Transcribe the material in full, exactly as written.

## BEGIN DATASET EXCERPTS

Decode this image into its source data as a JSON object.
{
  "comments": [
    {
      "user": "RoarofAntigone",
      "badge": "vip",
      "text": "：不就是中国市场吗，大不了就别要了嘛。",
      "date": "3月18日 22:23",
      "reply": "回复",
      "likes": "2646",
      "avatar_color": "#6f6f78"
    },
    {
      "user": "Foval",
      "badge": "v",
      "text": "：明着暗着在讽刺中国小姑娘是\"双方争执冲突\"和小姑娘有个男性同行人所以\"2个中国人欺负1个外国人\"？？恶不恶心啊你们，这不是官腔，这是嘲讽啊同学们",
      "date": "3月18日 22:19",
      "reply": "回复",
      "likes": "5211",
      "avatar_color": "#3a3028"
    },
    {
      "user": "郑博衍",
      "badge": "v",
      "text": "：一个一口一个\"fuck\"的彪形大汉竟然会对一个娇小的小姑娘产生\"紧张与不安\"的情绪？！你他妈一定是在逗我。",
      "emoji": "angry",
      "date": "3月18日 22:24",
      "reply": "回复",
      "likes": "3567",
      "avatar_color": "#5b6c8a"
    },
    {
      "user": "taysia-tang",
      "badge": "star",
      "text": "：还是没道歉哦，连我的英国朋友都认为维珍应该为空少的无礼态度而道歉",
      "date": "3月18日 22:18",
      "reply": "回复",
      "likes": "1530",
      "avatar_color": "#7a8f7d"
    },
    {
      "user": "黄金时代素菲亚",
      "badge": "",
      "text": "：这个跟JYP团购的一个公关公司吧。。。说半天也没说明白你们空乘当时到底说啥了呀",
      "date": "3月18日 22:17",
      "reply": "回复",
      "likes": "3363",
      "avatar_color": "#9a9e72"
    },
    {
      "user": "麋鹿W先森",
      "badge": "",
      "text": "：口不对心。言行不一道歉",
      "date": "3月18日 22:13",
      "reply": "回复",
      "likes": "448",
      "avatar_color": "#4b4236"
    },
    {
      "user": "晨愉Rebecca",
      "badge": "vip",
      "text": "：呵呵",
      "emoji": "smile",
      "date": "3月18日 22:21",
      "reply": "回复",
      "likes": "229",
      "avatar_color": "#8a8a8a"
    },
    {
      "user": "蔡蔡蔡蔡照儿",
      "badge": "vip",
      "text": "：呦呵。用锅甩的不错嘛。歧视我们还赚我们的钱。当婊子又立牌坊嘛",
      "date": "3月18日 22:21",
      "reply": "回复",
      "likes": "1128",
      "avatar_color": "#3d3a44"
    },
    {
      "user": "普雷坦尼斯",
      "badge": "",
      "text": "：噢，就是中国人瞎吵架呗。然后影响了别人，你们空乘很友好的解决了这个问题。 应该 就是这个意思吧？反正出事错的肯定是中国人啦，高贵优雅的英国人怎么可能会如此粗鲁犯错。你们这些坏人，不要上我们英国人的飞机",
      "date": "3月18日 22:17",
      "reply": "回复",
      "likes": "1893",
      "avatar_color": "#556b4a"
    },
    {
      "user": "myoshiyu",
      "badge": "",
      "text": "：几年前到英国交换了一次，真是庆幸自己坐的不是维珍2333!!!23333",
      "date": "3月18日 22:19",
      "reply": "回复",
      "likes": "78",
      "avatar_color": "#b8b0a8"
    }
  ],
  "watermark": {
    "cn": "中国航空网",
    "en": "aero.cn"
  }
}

## END DATASET EXCERPTS

• EXERCISE RESPONSE
Decode this image into its source data as a JSON object.
{
  "comments": [
    {
      "user": "RoarofAntigone",
      "badge": "vip",
      "text": "：不就是中国市场吗，大不了就别要了嘛。",
      "date": "3月18日 22:23",
      "reply": "回复",
      "likes": "2646",
      "avatar_color": "#6f6f78"
    },
    {
      "user": "Foval",
      "badge": "v",
      "text": "：明着暗着在讽刺中国小姑娘是\"双方争执冲突\"和小姑娘有个男性同行人所以\"2个中国人欺负1个外国人\"？？恶不恶心啊你们，这不是官腔，这是嘲讽啊同学们",
      "date": "3月18日 22:19",
      "reply": "回复",
      "likes": "5211",
      "avatar_color": "#3a3028"
    },
    {
      "user": "郑博衍",
      "badge": "v",
      "text": "：一个一口一个\"fuck\"的彪形大汉竟然会对一个娇小的小姑娘产生\"紧张与不安\"的情绪？！你他妈一定是在逗我。",
      "emoji": "angry",
      "date": "3月18日 22:24",
      "reply": "回复",
      "likes": "3567",
      "avatar_color": "#5b6c8a"
    },
    {
      "user": "taysia-tang",
      "badge": "star",
      "text": "：还是没道歉哦，连我的英国朋友都认为维珍应该为空少的无礼态度而道歉",
      "date": "3月18日 22:18",
      "reply": "回复",
      "likes": "1530",
      "avatar_color": "#7a8f7d"
    },
    {
      "user": "黄金时代素菲亚",
      "badge": "",
      "text": "：这个跟JYP团购的一个公关公司吧。。。说半天也没说明白你们空乘当时到底说啥了呀",
      "date": "3月18日 22:17",
      "reply": "回复",
      "likes": "3363",
      "avatar_color": "#9a9e72"
    },
    {
      "user": "麋鹿W先森",
      "badge": "",
      "text": "：口不对心。言行不一道歉",
      "date": "3月18日 22:13",
      "reply": "回复",
      "likes": "448",
      "avatar_color": "#4b4236"
    },
    {
      "user": "晨愉Rebecca",
      "badge": "vip",
      "text": "：呵呵",
      "emoji": "smile",
      "date": "3月18日 22:21",
      "reply": "回复",
      "likes": "229",
      "avatar_color": "#8a8a8a"
    },
    {
      "user": "蔡蔡蔡蔡照儿",
      "badge": "vip",
      "text": "：呦呵。用锅甩的不错嘛。歧视我们还赚我们的钱。当婊子又立牌坊嘛",
      "date": "3月18日 22:21",
      "reply": "回复",
      "likes": "1128",
      "avatar_color": "#3d3a44"
    },
    {
      "user": "普雷坦尼斯",
      "badge": "",
      "text": "：噢，就是中国人瞎吵架呗。然后影响了别人，你们空乘很友好的解决了这个问题。 应该 就是这个意思吧？反正出事错的肯定是中国人啦，高贵优雅的英国人怎么可能会如此粗鲁犯错。你们这些坏人，不要上我们英国人的飞机",
      "date": "3月18日 22:17",
      "reply": "回复",
      "likes": "1893",
      "avatar_color": "#556b4a"
    },
    {
      "user": "myoshiyu",
      "badge": "",
      "text": "：几年前到英国交换了一次，真是庆幸自己坐的不是维珍2333!!!23333",
      "date": "3月18日 22:19",
      "reply": "回复",
      "likes": "78",
      "avatar_color": "#b8b0a8"
    }
  ],
  "watermark": {
    "cn": "中国航空网",
    "en": "aero.cn"
  }
}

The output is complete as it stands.